Every line of the data that contains the string "color" must be copied.

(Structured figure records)
(begin)

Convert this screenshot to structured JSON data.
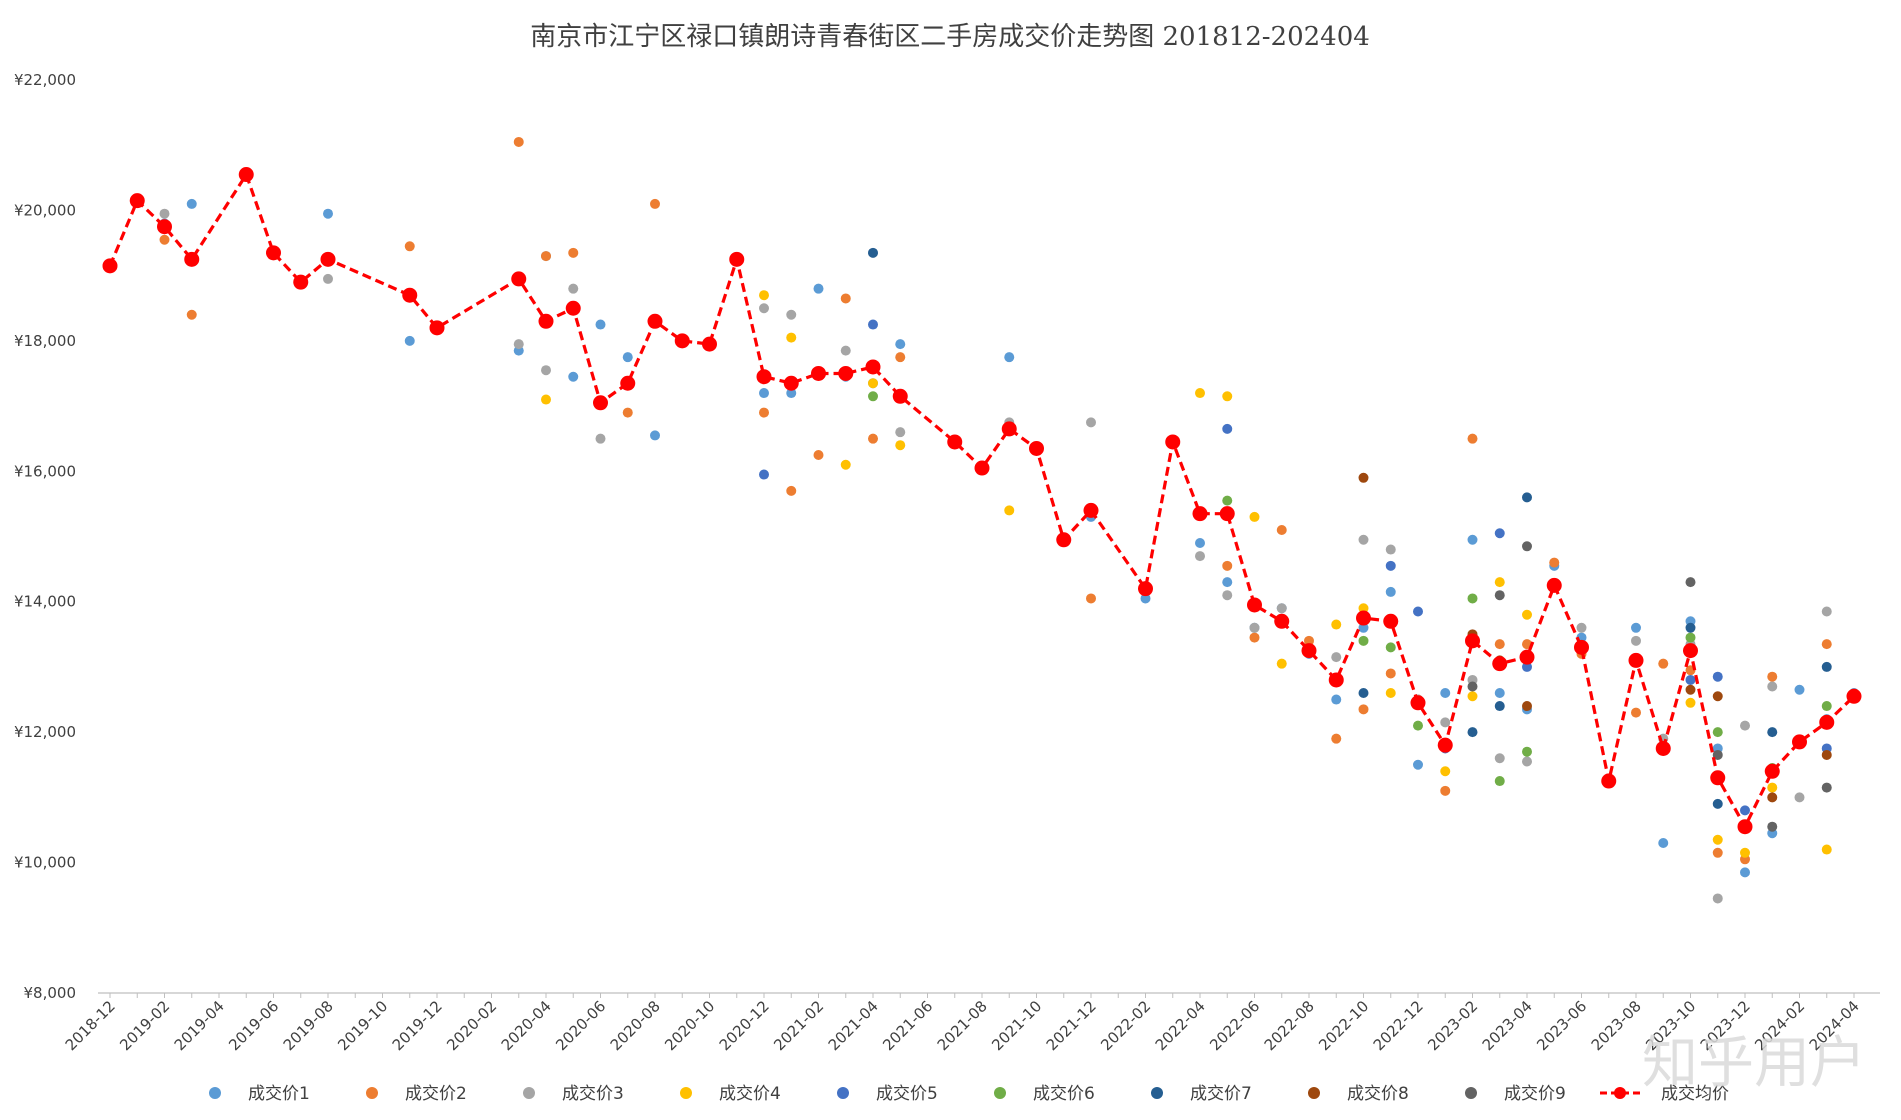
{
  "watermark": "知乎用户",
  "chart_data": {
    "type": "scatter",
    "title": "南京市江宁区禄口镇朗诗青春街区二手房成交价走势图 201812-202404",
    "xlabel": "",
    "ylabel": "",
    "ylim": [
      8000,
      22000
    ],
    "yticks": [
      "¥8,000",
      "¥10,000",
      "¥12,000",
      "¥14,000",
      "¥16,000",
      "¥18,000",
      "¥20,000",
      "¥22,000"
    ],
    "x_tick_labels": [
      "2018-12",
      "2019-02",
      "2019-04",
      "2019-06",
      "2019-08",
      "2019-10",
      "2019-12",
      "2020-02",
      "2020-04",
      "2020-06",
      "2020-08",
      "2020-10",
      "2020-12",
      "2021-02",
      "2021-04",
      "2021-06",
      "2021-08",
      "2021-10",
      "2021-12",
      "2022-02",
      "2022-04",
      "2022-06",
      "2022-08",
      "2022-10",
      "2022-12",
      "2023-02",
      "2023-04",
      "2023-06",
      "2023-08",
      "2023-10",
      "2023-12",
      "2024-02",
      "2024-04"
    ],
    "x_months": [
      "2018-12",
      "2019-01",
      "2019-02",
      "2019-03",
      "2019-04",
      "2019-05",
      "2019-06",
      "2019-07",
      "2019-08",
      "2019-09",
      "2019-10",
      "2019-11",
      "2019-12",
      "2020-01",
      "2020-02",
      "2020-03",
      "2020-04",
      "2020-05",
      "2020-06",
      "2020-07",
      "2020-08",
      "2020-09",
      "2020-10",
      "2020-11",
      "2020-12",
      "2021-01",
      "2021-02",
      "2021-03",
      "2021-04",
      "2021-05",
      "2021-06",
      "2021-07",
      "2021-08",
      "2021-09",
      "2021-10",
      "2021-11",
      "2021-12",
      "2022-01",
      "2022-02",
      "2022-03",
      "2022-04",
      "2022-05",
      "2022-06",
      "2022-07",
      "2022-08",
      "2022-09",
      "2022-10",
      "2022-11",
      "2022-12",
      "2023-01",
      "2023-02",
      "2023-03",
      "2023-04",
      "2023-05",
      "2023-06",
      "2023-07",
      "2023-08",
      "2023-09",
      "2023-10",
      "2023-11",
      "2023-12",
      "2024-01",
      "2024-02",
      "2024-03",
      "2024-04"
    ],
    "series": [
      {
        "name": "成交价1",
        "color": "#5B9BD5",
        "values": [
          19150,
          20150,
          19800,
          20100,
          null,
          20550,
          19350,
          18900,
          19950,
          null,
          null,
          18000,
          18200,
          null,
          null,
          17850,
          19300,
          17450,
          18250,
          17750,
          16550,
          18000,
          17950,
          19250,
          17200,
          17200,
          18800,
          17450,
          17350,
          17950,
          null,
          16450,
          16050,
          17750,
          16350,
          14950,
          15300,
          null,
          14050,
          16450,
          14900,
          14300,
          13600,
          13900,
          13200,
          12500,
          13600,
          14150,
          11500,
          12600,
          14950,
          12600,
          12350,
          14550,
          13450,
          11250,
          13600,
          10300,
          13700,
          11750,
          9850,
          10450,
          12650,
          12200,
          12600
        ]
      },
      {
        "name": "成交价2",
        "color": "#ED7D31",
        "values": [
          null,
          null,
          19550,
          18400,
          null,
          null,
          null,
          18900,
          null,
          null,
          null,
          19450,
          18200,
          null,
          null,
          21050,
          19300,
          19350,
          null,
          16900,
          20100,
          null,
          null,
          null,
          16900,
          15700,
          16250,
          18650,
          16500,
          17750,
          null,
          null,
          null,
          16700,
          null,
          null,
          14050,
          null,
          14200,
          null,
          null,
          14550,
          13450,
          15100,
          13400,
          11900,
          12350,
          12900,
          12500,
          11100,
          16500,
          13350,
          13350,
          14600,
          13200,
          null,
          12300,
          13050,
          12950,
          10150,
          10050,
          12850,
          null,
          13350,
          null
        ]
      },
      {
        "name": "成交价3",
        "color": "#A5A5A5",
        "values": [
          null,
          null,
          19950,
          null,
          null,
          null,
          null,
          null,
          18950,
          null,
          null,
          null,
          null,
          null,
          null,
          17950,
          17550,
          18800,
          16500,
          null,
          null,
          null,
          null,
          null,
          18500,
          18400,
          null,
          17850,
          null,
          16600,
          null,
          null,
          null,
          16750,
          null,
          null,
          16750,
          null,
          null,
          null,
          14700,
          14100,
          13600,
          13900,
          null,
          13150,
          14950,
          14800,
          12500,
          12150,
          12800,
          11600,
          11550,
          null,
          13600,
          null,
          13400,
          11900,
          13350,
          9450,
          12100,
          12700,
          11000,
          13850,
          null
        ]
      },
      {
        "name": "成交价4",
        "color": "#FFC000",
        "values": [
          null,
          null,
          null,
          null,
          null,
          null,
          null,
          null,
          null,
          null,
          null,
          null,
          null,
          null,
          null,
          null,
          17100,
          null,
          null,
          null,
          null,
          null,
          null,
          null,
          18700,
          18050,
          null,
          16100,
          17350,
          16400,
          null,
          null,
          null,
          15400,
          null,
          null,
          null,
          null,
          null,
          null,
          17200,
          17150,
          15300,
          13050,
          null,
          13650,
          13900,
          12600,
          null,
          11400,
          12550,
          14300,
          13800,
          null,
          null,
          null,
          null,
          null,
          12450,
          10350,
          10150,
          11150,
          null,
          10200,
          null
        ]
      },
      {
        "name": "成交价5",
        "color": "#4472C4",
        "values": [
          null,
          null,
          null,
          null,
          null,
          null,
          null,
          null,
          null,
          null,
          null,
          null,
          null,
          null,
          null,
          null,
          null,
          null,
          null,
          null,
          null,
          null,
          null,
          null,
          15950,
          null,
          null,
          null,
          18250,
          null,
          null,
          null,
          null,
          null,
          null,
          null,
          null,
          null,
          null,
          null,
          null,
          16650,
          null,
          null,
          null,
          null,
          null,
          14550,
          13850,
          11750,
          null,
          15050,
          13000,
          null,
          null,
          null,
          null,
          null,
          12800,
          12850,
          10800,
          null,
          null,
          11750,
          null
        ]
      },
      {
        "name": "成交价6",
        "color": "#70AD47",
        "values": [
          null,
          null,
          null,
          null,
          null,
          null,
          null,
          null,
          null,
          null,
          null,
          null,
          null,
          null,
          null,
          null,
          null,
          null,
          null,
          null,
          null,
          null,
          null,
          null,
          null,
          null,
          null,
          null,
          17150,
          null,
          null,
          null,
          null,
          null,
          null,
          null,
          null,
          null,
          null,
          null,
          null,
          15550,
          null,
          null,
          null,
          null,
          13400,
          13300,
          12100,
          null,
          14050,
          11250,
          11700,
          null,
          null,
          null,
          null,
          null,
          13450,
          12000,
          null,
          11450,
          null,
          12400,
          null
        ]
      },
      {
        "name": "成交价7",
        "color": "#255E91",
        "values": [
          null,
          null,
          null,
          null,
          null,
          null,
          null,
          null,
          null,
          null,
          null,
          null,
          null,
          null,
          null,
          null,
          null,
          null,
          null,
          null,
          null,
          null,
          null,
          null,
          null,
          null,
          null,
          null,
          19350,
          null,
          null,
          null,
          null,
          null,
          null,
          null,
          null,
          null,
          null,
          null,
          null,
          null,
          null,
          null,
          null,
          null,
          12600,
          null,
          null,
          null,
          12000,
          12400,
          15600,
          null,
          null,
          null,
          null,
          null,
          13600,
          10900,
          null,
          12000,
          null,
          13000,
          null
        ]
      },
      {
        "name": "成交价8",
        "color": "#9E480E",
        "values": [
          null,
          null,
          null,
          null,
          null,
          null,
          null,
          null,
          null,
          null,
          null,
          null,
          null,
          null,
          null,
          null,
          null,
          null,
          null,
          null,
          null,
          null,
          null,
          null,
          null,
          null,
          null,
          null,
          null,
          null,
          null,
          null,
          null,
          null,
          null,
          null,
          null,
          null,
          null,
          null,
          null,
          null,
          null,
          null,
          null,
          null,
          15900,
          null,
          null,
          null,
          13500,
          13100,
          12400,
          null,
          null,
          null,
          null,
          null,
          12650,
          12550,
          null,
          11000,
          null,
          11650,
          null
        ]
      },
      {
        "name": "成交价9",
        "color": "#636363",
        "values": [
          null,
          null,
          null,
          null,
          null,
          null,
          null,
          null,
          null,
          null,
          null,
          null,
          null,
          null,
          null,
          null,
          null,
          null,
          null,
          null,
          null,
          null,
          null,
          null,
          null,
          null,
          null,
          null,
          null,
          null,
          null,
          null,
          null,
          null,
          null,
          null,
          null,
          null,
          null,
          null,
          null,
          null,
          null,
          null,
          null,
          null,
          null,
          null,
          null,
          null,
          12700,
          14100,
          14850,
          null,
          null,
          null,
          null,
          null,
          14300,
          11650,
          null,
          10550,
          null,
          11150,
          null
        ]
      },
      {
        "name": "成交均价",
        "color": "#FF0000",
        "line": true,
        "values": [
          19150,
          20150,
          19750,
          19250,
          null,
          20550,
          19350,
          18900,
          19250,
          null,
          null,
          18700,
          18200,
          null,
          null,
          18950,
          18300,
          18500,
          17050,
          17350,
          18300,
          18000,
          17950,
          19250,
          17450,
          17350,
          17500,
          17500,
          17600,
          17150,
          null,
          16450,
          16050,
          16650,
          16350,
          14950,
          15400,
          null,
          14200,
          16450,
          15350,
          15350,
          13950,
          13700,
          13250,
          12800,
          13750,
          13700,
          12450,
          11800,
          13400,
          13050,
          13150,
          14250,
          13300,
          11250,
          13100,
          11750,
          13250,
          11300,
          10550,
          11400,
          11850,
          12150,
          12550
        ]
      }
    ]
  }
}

(end)

Exercise output:
        "color": "#5B9BD5",
        "color": "#ED7D31",
        "color": "#A5A5A5",
        "color": "#FFC000",
        "color": "#4472C4",
        "color": "#70AD47",
        "color": "#255E91",
        "color": "#9E480E",
        "color": "#636363",
        "color": "#FF0000",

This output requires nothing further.